* [What to do]: Below is a block of records; reproduce all of them exactly and leave out any pictures.

* [Data to use]:
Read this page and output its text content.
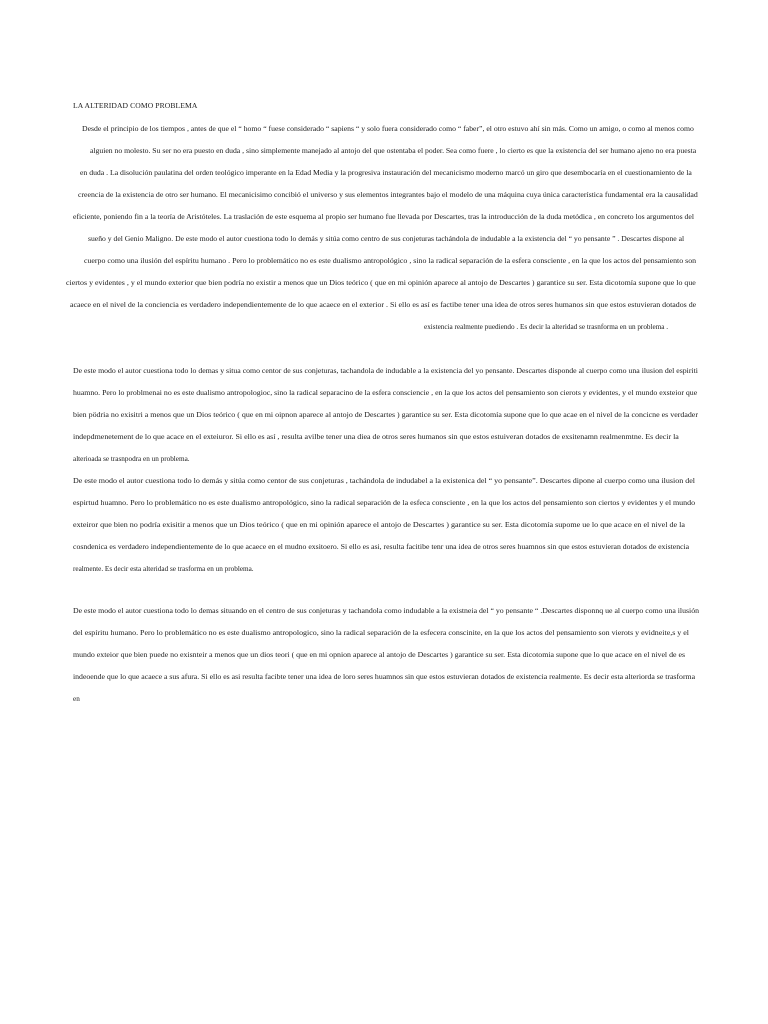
LA ALTERIDAD COMO PROBLEMA
Desde el principio de los tiempos , antes de que el “ homo “ fuese considerado “ sapiens “ y solo fuera considerado como “ faber”, el otro estuvo ahí sin más. Como un amigo, o como al menos como
alguien no molesto. Su ser no era puesto en duda , sino simplemente manejado al antojo del que ostentaba el poder. Sea como fuere , lo cierto es que la existencia del ser humano ajeno no era puesta
en duda . La disolución paulatina del orden teológico imperante en la Edad Media y la progresiva instauración del mecanicismo moderno marcó un giro que desembocaría en el cuestionamiento de la
creencia de la existencia de otro ser humano. El mecanicisimo concibió el universo y sus elementos integrantes bajo el modelo de una máquina cuya única característica fundamental era la causalidad
eficiente, poniendo fin a la teoría de Aristóteles. La traslación de este esquema al propio ser humano fue llevada por Descartes, tras la introducción de la duda metódica , en concreto los argumentos del
sueño y del Genio Maligno. De este modo el autor cuestiona todo lo demás y sitúa como centro de sus conjeturas tachándola de indudable a la existencia del “ yo pensante ” . Descartes dispone al
cuerpo como una ilusión del espíritu humano . Pero lo problemático no es este dualismo antropológico , sino la radical separación de la esfera consciente , en la que los actos del pensamiento son
ciertos y evidentes , y el mundo exterior que bien podría no existir a menos que un Dios teórico ( que en mi opinión aparece al antojo de Descartes ) garantice su ser. Esta dicotomía supone que lo que
acaece en el nivel de la conciencia es verdadero independientemente de lo que acaece en el exterior . Si ello es así es factibe tener una idea de otros seres humanos sin que estos estuvieran dotados de
existencia realmente puediendo . Es decir la alteridad se trasnforma en un problema .
De este modo el autor cuestiona todo lo demas y situa como centor de sus conjeturas, tachandola de indudable a la existencia del yo pensante. Descartes disponde al cuerpo como una ilusion del espiriti
huamno. Pero lo problmenai no es este dualismo antropologioc, sino la radical separacino de la esfera consciencie , en la que los actos del pensamiento son cierots y evidentes, y el mundo exsteior que
bien pödria no exisitri a menos que un Dios teórico ( que en mi oipnon aparece al antojo de Descartes ) garantice su ser. Esta dicotomía supone que lo que acae en el nivel de la concicne es verdader
indepdmenetement de lo que acace en el exteiuror. Si ello es así , resulta avilbe tener una dieа de otros seres humanos sin que estos estuiveran dotados de exsitenamn realmenmtne. Es decir la
alterioada se trasnpodra en un problema.
De este modo el autor cuestiona todo lo demás y sitúa como centor de sus conjeturas , tachándola de indudabel a la existenica del “ yo pensante”. Descartes dipone al cuerpo como una ilusion del
espirtud huamno. Pero lo problemático no es este dualismo antropológico, sino la radical separación de la esfeca consciente , en la que los actos del pensamiento son ciertos y evidentes y el mundo
exteiror que bien no podría exisitir a menos que un Dios teórico ( que en mi opinión aparece el antojo de Descartes ) garantice su ser. Esta dicotomía supome ue lo que acace en el nivel de la
cosndenica es verdadero independientemente de lo que acaece en el mudno exsitoero. Si ello es asi, resulta facitibe tenr una idea de otros seres huamnos sin que estos estuvieran dotados de existencia
realmente. Es decir esta alteridad se trasforma en un problema.
De este modo el autor cuestiona todo lo demas situando en el centro de sus conjeturas y tachandola como indudable a la existneia del “ yo pensante “ .Descartes disponnq ue al cuerpo como una ilusión
del espíritu humano. Pero lo problemático no es este dualismo antropologico, sino la radical separación de la esfecera conscinite, en la que los actos del pensamiento son vierots y evidneite,s y el
mundo exteior que bien puede no exisnteir a menos que un dios teori ( que en mi opnion aparece al antojo de Descartes ) garantice su ser. Esta dicotomia supone que lo que acace en el nivel de es
indeoende que lo que acaece a sus afura. Si ello es asi resulta facibte tener una idea de loro seres huamnos sin que estos estuvieran dotados de existencia realmente. Es decir esta alteriorda se trasforma
en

* [Completed task]:
Read this page and output its text content.
LA ALTERIDAD COMO PROBLEMA
Desde el principio de los tiempos , antes de que el “ homo “ fuese considerado “ sapiens “ y solo fuera considerado como “ faber”, el otro estuvo ahí sin más. Como un amigo, o como al menos como
alguien no molesto. Su ser no era puesto en duda , sino simplemente manejado al antojo del que ostentaba el poder. Sea como fuere , lo cierto es que la existencia del ser humano ajeno no era puesta
en duda . La disolución paulatina del orden teológico imperante en la Edad Media y la progresiva instauración del mecanicismo moderno marcó un giro que desembocaría en el cuestionamiento de la
creencia de la existencia de otro ser humano. El mecanicisimo concibió el universo y sus elementos integrantes bajo el modelo de una máquina cuya única característica fundamental era la causalidad
eficiente, poniendo fin a la teoría de Aristóteles. La traslación de este esquema al propio ser humano fue llevada por Descartes, tras la introducción de la duda metódica , en concreto los argumentos del
sueño y del Genio Maligno. De este modo el autor cuestiona todo lo demás y sitúa como centro de sus conjeturas tachándola de indudable a la existencia del “ yo pensante ” . Descartes dispone al
cuerpo como una ilusión del espíritu humano . Pero lo problemático no es este dualismo antropológico , sino la radical separación de la esfera consciente , en la que los actos del pensamiento son
ciertos y evidentes , y el mundo exterior que bien podría no existir a menos que un Dios teórico ( que en mi opinión aparece al antojo de Descartes ) garantice su ser. Esta dicotomía supone que lo que
acaece en el nivel de la conciencia es verdadero independientemente de lo que acaece en el exterior . Si ello es así es factibe tener una idea de otros seres humanos sin que estos estuvieran dotados de
existencia realmente puediendo . Es decir la alteridad se trasnforma en un problema .
De este modo el autor cuestiona todo lo demas y situa como centor de sus conjeturas, tachandola de indudable a la existencia del yo pensante. Descartes disponde al cuerpo como una ilusion del espiriti
huamno. Pero lo problmenai no es este dualismo antropologioc, sino la radical separacino de la esfera consciencie , en la que los actos del pensamiento son cierots y evidentes, y el mundo exsteior que
bien pödria no exisitri a menos que un Dios teórico ( que en mi oipnon aparece al antojo de Descartes ) garantice su ser. Esta dicotomía supone que lo que acae en el nivel de la concicne es verdader
indepdmenetement de lo que acace en el exteiuror. Si ello es así , resulta avilbe tener una dieа de otros seres humanos sin que estos estuiveran dotados de exsitenamn realmenmtne. Es decir la
alterioada se trasnpodra en un problema.
De este modo el autor cuestiona todo lo demás y sitúa como centor de sus conjeturas , tachándola de indudabel a la existenica del “ yo pensante”. Descartes dipone al cuerpo como una ilusion del
espirtud huamno. Pero lo problemático no es este dualismo antropológico, sino la radical separación de la esfeca consciente , en la que los actos del pensamiento son ciertos y evidentes y el mundo
exteiror que bien no podría exisitir a menos que un Dios teórico ( que en mi opinión aparece el antojo de Descartes ) garantice su ser. Esta dicotomía supome ue lo que acace en el nivel de la
cosndenica es verdadero independientemente de lo que acaece en el mudno exsitoero. Si ello es asi, resulta facitibe tenr una idea de otros seres huamnos sin que estos estuvieran dotados de existencia
realmente. Es decir esta alteridad se trasforma en un problema.
De este modo el autor cuestiona todo lo demas situando en el centro de sus conjeturas y tachandola como indudable a la existneia del “ yo pensante “ .Descartes disponnq ue al cuerpo como una ilusión
del espíritu humano. Pero lo problemático no es este dualismo antropologico, sino la radical separación de la esfecera conscinite, en la que los actos del pensamiento son vierots y evidneite,s y el
mundo exteior que bien puede no exisnteir a menos que un dios teori ( que en mi opnion aparece al antojo de Descartes ) garantice su ser. Esta dicotomia supone que lo que acace en el nivel de es
indeoende que lo que acaece a sus afura. Si ello es asi resulta facibte tener una idea de loro seres huamnos sin que estos estuvieran dotados de existencia realmente. Es decir esta alteriorda se trasforma
en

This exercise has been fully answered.